## Begin MATERIAL FOR THIS TASK
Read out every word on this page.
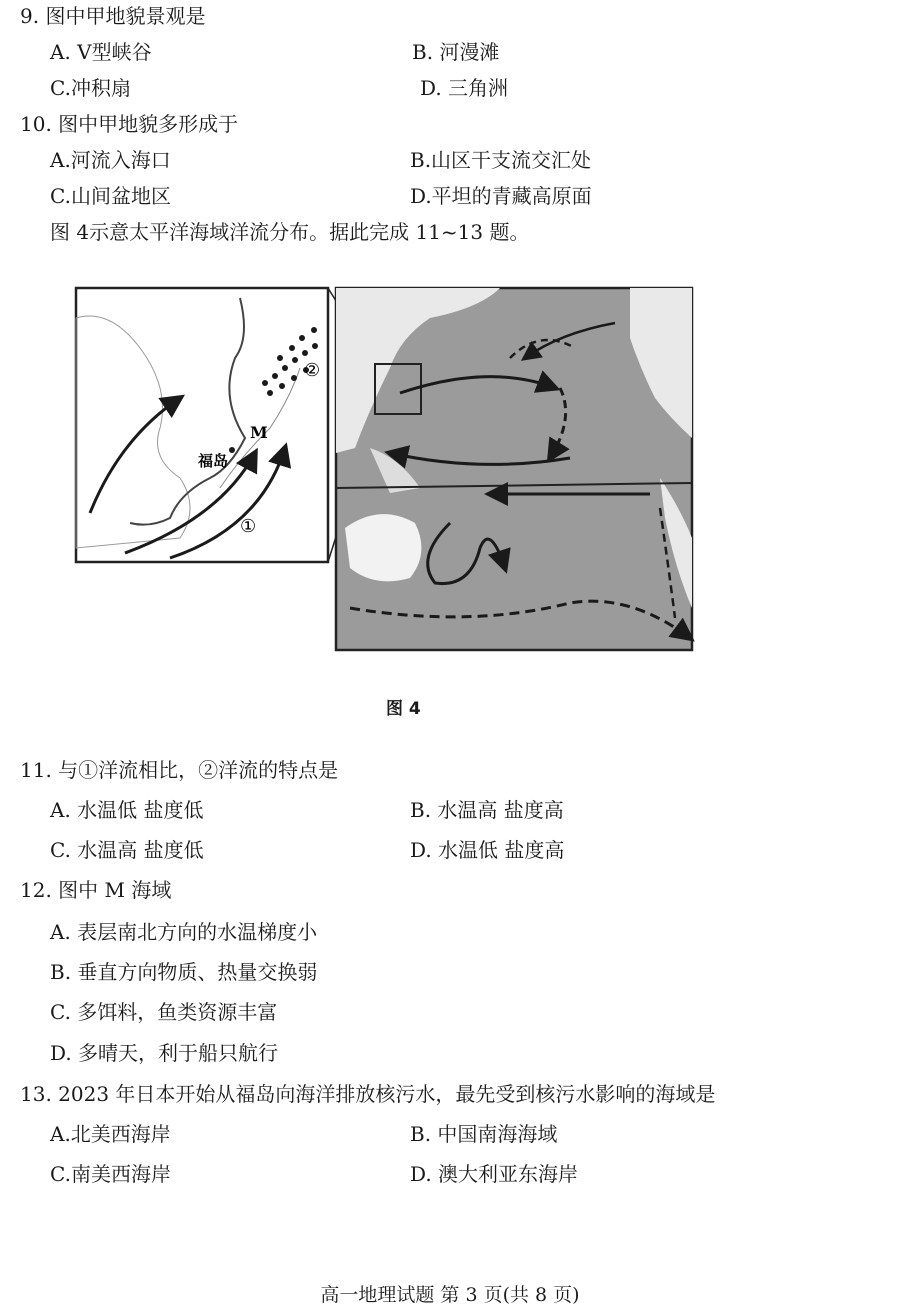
9. 图中甲地貌景观是
A. V型峡谷	B. 河漫滩
C.冲积扇	D. 三角洲
10. 图中甲地貌多形成于
A.河流入海口	B.山区干支流交汇处
C.山间盆地区	D.平坦的青藏高原面
图 4示意太平洋海域洋流分布。据此完成 11~13 题。
福岛
M
①
②
图 4
11. 与①洋流相比，②洋流的特点是
A. 水温低 盐度低	B. 水温高 盐度高
C. 水温高 盐度低	D. 水温低 盐度高
12. 图中 M 海域
A. 表层南北方向的水温梯度小
B. 垂直方向物质、热量交换弱
C. 多饵料，鱼类资源丰富
D. 多晴天，利于船只航行
13. 2023 年日本开始从福岛向海洋排放核污水，最先受到核污水影响的海域是
A.北美西海岸	B. 中国南海海域
C.南美西海岸	D. 澳大利亚东海岸
高一地理试题 第 3 页(共 8 页)
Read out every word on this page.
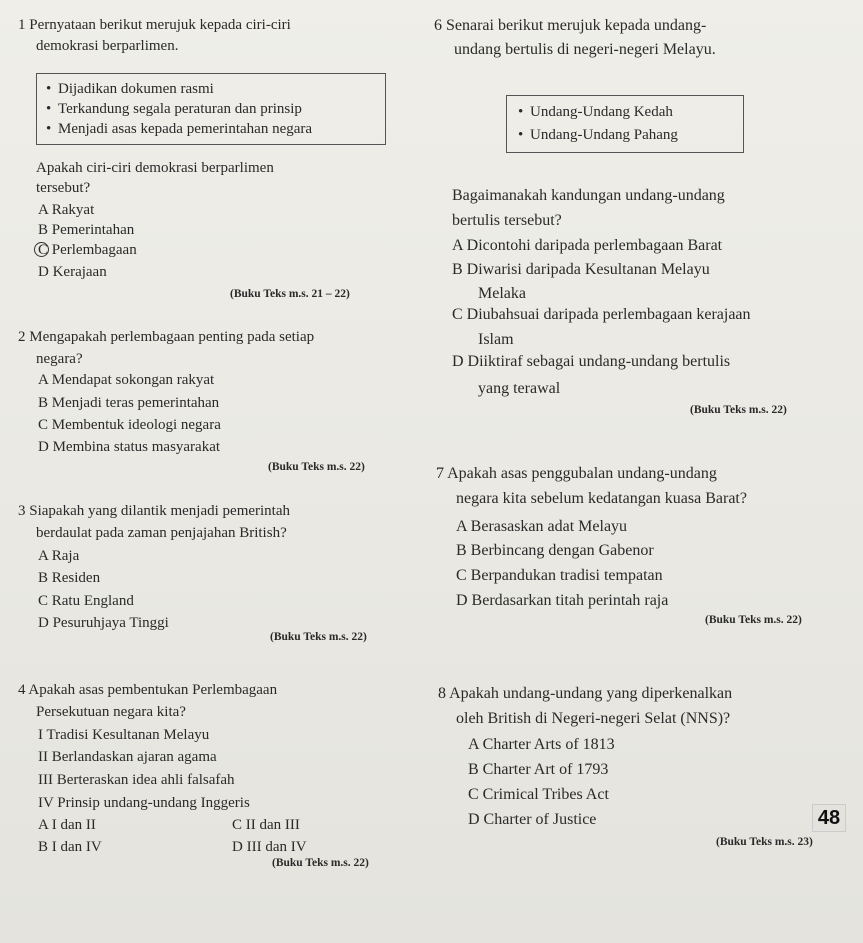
1 Pernyataan berikut merujuk kepada ciri-ciri
demokrasi berparlimen.
• Dijadikan dokumen rasmi
• Terkandung segala peraturan dan prinsip
• Menjadi asas kepada pemerintahan negara
Apakah ciri-ciri demokrasi berparlimen
tersebut?
A Rakyat
B Pemerintahan
C Perlembagaan
D Kerajaan
(Buku Teks m.s. 21 – 22)
2 Mengapakah perlembagaan penting pada setiap
negara?
A Mendapat sokongan rakyat
B Menjadi teras pemerintahan
C Membentuk ideologi negara
D Membina status masyarakat
(Buku Teks m.s. 22)
3 Siapakah yang dilantik menjadi pemerintah
berdaulat pada zaman penjajahan British?
A Raja
B Residen
C Ratu England
D Pesuruhjaya Tinggi
(Buku Teks m.s. 22)
4 Apakah asas pembentukan Perlembagaan
Persekutuan negara kita?
I Tradisi Kesultanan Melayu
II Berlandaskan ajaran agama
III Berteraskan idea ahli falsafah
IV Prinsip undang-undang Inggeris
A I dan II	C II dan III
B I dan IV	D III dan IV
(Buku Teks m.s. 22)
6 Senarai berikut merujuk kepada undang-
undang bertulis di negeri-negeri Melayu.
• Undang-Undang Kedah
• Undang-Undang Pahang
Bagaimanakah kandungan undang-undang
bertulis tersebut?
A Dicontohi daripada perlembagaan Barat
B Diwarisi daripada Kesultanan Melayu
Melaka
C Diubahsuai daripada perlembagaan kerajaan
Islam
D Diiktiraf sebagai undang-undang bertulis
yang terawal
(Buku Teks m.s. 22)
7 Apakah asas penggubalan undang-undang
negara kita sebelum kedatangan kuasa Barat?
A Berasaskan adat Melayu
B Berbincang dengan Gabenor
C Berpandukan tradisi tempatan
D Berdasarkan titah perintah raja
(Buku Teks m.s. 22)
8 Apakah undang-undang yang diperkenalkan
oleh British di Negeri-negeri Selat (NNS)?
A Charter Arts of 1813
B Charter Art of 1793
C Crimical Tribes Act
D Charter of Justice
(Buku Teks m.s. 23)
48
## End MATERIAL FOR THIS TASK
● WORK INSTRUCTIONS
Some lines of the data above may hold the word "Charter"; report how many do, and nothing else.

● EXERCISE RESPONSE
3